Aim ▸
Review the lines that follow and copy each one that contains the word "color".

Entries ▸
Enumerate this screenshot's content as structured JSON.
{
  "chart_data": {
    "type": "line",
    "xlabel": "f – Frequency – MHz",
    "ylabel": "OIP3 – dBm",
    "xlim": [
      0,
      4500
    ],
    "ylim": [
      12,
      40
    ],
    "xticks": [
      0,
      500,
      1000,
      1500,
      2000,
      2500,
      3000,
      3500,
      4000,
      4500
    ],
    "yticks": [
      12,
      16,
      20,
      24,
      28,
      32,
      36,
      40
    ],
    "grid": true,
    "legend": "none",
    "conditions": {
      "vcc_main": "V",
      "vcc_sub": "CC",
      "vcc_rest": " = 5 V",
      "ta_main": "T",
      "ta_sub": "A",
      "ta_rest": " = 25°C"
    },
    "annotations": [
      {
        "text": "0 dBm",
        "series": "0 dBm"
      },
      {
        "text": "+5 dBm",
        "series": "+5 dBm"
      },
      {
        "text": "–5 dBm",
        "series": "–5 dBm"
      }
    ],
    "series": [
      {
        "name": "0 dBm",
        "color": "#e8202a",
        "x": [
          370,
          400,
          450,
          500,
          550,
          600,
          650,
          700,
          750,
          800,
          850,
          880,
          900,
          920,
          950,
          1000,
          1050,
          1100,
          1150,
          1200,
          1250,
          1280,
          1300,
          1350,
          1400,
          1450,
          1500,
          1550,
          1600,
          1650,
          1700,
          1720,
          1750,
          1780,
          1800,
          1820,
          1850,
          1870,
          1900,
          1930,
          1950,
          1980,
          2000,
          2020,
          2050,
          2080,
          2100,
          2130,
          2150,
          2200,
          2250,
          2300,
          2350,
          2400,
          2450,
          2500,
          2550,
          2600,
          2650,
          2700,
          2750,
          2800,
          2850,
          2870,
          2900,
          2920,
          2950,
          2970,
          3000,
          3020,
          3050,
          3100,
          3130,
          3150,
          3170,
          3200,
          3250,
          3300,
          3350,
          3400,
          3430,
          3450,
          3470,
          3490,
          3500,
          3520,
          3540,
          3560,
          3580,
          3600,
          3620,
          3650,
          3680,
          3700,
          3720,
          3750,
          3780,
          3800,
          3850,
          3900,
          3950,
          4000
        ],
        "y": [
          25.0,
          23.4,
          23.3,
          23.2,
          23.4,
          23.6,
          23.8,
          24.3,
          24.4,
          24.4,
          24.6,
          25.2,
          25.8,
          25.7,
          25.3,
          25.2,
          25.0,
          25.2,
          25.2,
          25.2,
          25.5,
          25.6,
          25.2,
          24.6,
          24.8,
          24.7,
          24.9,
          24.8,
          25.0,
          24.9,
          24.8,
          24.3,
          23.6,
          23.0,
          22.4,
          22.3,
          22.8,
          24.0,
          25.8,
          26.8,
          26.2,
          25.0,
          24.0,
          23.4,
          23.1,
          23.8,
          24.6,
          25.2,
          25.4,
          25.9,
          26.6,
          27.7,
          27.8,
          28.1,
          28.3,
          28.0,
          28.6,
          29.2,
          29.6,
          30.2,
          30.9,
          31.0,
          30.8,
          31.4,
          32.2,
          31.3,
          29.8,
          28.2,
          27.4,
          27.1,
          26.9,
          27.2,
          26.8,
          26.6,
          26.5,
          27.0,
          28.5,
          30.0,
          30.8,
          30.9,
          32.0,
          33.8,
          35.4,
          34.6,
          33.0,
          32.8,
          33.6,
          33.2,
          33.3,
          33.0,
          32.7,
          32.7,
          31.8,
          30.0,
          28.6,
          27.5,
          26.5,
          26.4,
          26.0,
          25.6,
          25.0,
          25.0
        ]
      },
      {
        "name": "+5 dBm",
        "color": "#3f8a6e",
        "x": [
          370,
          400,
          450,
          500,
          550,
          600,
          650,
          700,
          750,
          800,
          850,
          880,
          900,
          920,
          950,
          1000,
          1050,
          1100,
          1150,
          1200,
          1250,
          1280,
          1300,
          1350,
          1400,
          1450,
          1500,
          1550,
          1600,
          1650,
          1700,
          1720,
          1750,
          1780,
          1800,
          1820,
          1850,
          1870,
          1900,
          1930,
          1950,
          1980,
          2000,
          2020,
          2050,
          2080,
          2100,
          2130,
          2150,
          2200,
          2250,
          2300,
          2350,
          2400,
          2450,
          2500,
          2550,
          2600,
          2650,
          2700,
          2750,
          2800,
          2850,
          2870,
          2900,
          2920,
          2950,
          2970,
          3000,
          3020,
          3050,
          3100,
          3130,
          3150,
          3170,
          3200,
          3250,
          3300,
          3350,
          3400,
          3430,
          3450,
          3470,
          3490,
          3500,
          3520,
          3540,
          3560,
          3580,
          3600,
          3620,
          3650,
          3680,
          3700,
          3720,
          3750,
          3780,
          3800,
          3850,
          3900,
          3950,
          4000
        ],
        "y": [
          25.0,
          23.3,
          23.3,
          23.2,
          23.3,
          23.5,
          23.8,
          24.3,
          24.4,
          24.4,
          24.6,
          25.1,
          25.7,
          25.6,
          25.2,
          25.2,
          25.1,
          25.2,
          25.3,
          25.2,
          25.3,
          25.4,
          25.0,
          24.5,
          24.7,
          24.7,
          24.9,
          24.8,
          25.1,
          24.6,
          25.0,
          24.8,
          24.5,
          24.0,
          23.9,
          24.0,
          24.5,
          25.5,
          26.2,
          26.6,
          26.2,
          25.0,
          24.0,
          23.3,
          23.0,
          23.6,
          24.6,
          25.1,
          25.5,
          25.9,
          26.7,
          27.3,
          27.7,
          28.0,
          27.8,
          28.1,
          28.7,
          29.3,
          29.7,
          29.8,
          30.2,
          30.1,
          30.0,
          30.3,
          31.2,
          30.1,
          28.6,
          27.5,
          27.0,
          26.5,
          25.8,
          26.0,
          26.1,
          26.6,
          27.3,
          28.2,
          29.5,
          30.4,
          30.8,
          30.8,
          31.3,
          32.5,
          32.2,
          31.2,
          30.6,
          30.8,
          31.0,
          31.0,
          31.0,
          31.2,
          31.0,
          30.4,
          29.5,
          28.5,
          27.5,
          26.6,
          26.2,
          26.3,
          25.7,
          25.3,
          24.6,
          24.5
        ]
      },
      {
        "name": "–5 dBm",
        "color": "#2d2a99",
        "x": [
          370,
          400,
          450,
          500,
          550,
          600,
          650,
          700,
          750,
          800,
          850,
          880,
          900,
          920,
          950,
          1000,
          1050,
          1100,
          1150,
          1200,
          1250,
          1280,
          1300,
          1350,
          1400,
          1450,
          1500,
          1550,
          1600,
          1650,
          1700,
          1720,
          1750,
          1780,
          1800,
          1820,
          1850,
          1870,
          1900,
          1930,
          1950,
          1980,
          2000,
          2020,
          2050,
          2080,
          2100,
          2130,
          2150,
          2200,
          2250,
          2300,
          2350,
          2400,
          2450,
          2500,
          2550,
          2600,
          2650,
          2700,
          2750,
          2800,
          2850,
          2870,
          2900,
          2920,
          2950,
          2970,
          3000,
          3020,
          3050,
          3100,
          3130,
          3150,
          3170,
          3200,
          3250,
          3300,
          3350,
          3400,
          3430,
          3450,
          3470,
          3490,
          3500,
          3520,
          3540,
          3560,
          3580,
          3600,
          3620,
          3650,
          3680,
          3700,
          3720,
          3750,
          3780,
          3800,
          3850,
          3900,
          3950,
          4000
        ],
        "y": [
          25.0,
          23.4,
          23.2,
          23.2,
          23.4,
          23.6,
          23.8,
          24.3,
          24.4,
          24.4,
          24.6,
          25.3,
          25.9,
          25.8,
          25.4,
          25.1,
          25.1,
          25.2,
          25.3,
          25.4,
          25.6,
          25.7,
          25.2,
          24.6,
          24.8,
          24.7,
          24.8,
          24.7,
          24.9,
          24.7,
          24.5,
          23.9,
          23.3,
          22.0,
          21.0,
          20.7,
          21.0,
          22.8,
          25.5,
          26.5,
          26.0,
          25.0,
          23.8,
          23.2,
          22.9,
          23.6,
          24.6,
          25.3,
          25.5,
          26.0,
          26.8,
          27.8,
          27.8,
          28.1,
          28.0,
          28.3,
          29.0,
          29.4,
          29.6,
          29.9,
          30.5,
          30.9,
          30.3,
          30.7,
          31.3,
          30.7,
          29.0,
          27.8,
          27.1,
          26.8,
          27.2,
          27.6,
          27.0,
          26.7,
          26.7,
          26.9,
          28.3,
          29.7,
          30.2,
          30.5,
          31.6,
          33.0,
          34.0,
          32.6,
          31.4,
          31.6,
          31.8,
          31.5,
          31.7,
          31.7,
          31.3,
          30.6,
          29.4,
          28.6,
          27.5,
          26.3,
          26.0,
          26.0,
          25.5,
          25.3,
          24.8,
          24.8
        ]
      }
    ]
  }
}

Response below ▸
        "color": "#e8202a",
        "color": "#3f8a6e",
        "color": "#2d2a99",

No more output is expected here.